▶ _Problem to solve_
Make an exact copy of the listing below. Pictures stay out of it.

▶ _Data shown_

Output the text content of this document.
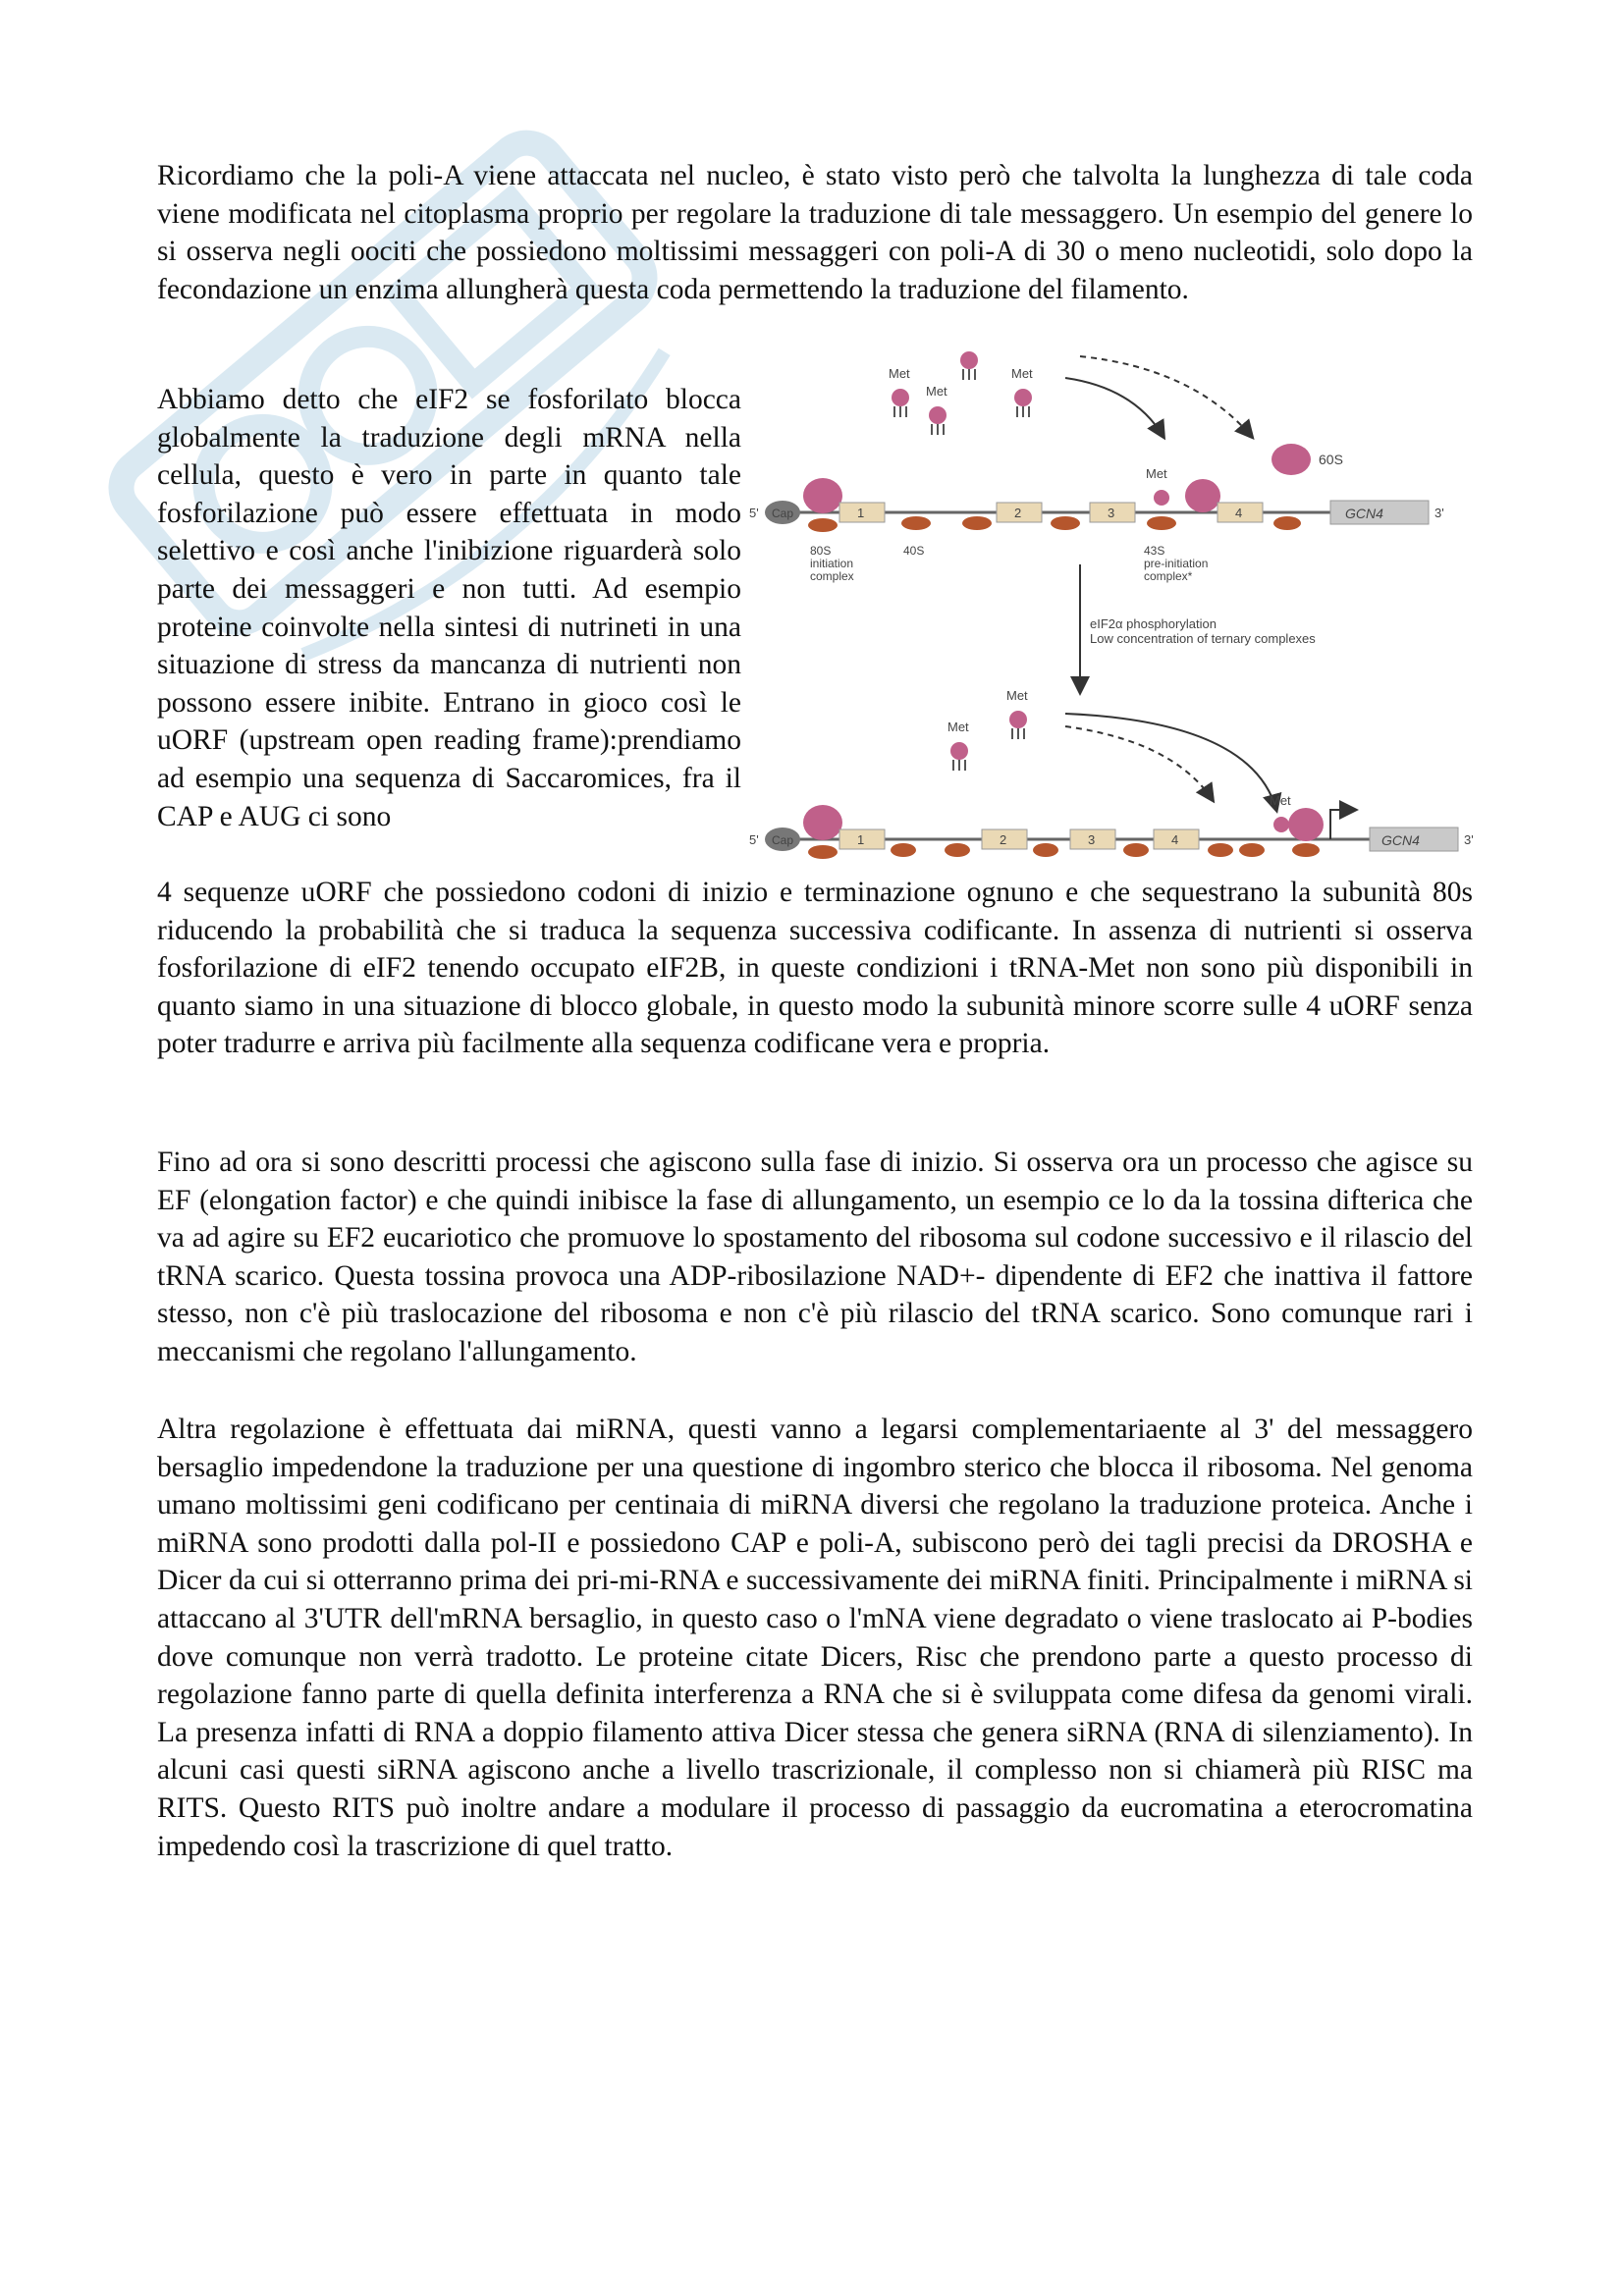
Ricordiamo che la poli-A viene attaccata nel nucleo, è stato visto però che talvolta la lunghezza di tale coda viene modificata nel citoplasma proprio per regolare la traduzione di tale messaggero. Un esempio del genere lo si osserva negli oociti che possiedono moltissimi messaggeri con poli-A di 30 o meno nucleotidi, solo dopo la fecondazione un enzima allungherà questa coda permettendo la traduzione del filamento.

Abbiamo detto che eIF2 se fosforilato blocca globalmente la traduzione degli mRNA nella cellula, questo è vero in parte in quanto tale fosforilazione può essere effettuata in modo selettivo e così anche l'inibizione riguarderà solo parte dei messaggeri e non tutti. Ad esempio proteine coinvolte nella sintesi di nutrineti in una situazione di stress da mancanza di nutrienti non possono essere inibite. Entrano in gioco così le uORF (upstream open reading frame):prendiamo ad esempio una sequenza di Saccaromices, fra il CAP e AUG ci sono

Met
Met
Met
60S
5' Cap	1	2	3
Met
4	GCN4	3'
80S
initiation
complex
40S	43S
pre-initiation
complex*
eIF2α phosphorylation
Low concentration of ternary complexes
Met
Met
5' Cap	1	2	3	4
Met
GCN4	3'

4 sequenze uORF che possiedono codoni di inizio e terminazione ognuno e che sequestrano la subunità 80s riducendo la probabilità che si traduca la sequenza successiva codificante. In assenza di nutrienti si osserva fosforilazione di eIF2 tenendo occupato eIF2B, in queste condizioni i tRNA-Met non sono più disponibili in quanto siamo in una situazione di blocco globale, in questo modo la subunità minore scorre sulle 4 uORF senza poter tradurre e arriva più facilmente alla sequenza codificane vera e propria.

Fino ad ora si sono descritti processi che agiscono sulla fase di inizio. Si osserva ora un processo che agisce su EF (elongation factor) e che quindi inibisce la fase di allungamento, un esempio ce lo da la tossina difterica che va ad agire su EF2 eucariotico che promuove lo spostamento del ribosoma sul codone successivo e il rilascio del tRNA scarico. Questa tossina provoca una ADP-ribosilazione NAD+- dipendente di EF2 che inattiva il fattore stesso, non c'è più traslocazione del ribosoma e non c'è più rilascio del tRNA scarico. Sono comunque rari i meccanismi che regolano l'allungamento.

Altra regolazione è effettuata dai miRNA, questi vanno a legarsi complementariaente al 3' del messaggero bersaglio impedendone la traduzione per una questione di ingombro sterico che blocca il ribosoma. Nel genoma umano moltissimi geni codificano per centinaia di miRNA diversi che regolano la traduzione proteica. Anche i miRNA sono prodotti dalla pol-II e possiedono CAP e poli-A, subiscono però dei tagli precisi da DROSHA e Dicer da cui si otterranno prima dei pri-mi-RNA e successivamente dei miRNA finiti. Principalmente i miRNA si attaccano al 3'UTR dell'mRNA bersaglio, in questo caso o l'mNA viene degradato o viene traslocato ai P-bodies dove comunque non verrà tradotto. Le proteine citate Dicers, Risc che prendono parte a questo processo di regolazione fanno parte di quella definita interferenza a RNA che si è sviluppata come difesa da genomi virali. La presenza infatti di RNA a doppio filamento attiva Dicer stessa che genera siRNA (RNA di silenziamento). In alcuni casi questi siRNA agiscono anche a livello trascrizionale, il complesso non si chiamerà più RISC ma RITS. Questo RITS può inoltre andare a modulare il processo di passaggio da eucromatina a eterocromatina impedendo così la trascrizione di quel tratto.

▶ _Solution for this exercise_
Output the text content of this document.
Ricordiamo che la poli-A viene attaccata nel nucleo, è stato visto però che talvolta la lunghezza di tale coda viene modificata nel citoplasma proprio per regolare la traduzione di tale messaggero. Un esempio del genere lo si osserva negli oociti che possiedono moltissimi messaggeri con poli-A di 30 o meno nucleotidi, solo dopo la fecondazione un enzima allungherà questa coda permettendo la traduzione del filamento.

Abbiamo detto che eIF2 se fosforilato blocca globalmente la traduzione degli mRNA nella cellula, questo è vero in parte in quanto tale fosforilazione può essere effettuata in modo selettivo e così anche l'inibizione riguarderà solo parte dei messaggeri e non tutti. Ad esempio proteine coinvolte nella sintesi di nutrineti in una situazione di stress da mancanza di nutrienti non possono essere inibite. Entrano in gioco così le uORF (upstream open reading frame):prendiamo ad esempio una sequenza di Saccaromices, fra il CAP e AUG ci sono

Met
Met
Met
60S
5' Cap	1	2	3
Met
4	GCN4	3'
80S
initiation
complex
40S	43S
pre-initiation
complex*
eIF2α phosphorylation
Low concentration of ternary complexes
Met
Met
5' Cap	1	2	3	4
Met
GCN4	3'

4 sequenze uORF che possiedono codoni di inizio e terminazione ognuno e che sequestrano la subunità 80s riducendo la probabilità che si traduca la sequenza successiva codificante. In assenza di nutrienti si osserva fosforilazione di eIF2 tenendo occupato eIF2B, in queste condizioni i tRNA-Met non sono più disponibili in quanto siamo in una situazione di blocco globale, in questo modo la subunità minore scorre sulle 4 uORF senza poter tradurre e arriva più facilmente alla sequenza codificane vera e propria.

Fino ad ora si sono descritti processi che agiscono sulla fase di inizio. Si osserva ora un processo che agisce su EF (elongation factor) e che quindi inibisce la fase di allungamento, un esempio ce lo da la tossina difterica che va ad agire su EF2 eucariotico che promuove lo spostamento del ribosoma sul codone successivo e il rilascio del tRNA scarico. Questa tossina provoca una ADP-ribosilazione NAD+- dipendente di EF2 che inattiva il fattore stesso, non c'è più traslocazione del ribosoma e non c'è più rilascio del tRNA scarico. Sono comunque rari i meccanismi che regolano l'allungamento.

Altra regolazione è effettuata dai miRNA, questi vanno a legarsi complementariaente al 3' del messaggero bersaglio impedendone la traduzione per una questione di ingombro sterico che blocca il ribosoma. Nel genoma umano moltissimi geni codificano per centinaia di miRNA diversi che regolano la traduzione proteica. Anche i miRNA sono prodotti dalla pol-II e possiedono CAP e poli-A, subiscono però dei tagli precisi da DROSHA e Dicer da cui si otterranno prima dei pri-mi-RNA e successivamente dei miRNA finiti. Principalmente i miRNA si attaccano al 3'UTR dell'mRNA bersaglio, in questo caso o l'mNA viene degradato o viene traslocato ai P-bodies dove comunque non verrà tradotto. Le proteine citate Dicers, Risc che prendono parte a questo processo di regolazione fanno parte di quella definita interferenza a RNA che si è sviluppata come difesa da genomi virali. La presenza infatti di RNA a doppio filamento attiva Dicer stessa che genera siRNA (RNA di silenziamento). In alcuni casi questi siRNA agiscono anche a livello trascrizionale, il complesso non si chiamerà più RISC ma RITS. Questo RITS può inoltre andare a modulare il processo di passaggio da eucromatina a eterocromatina impedendo così la trascrizione di quel tratto.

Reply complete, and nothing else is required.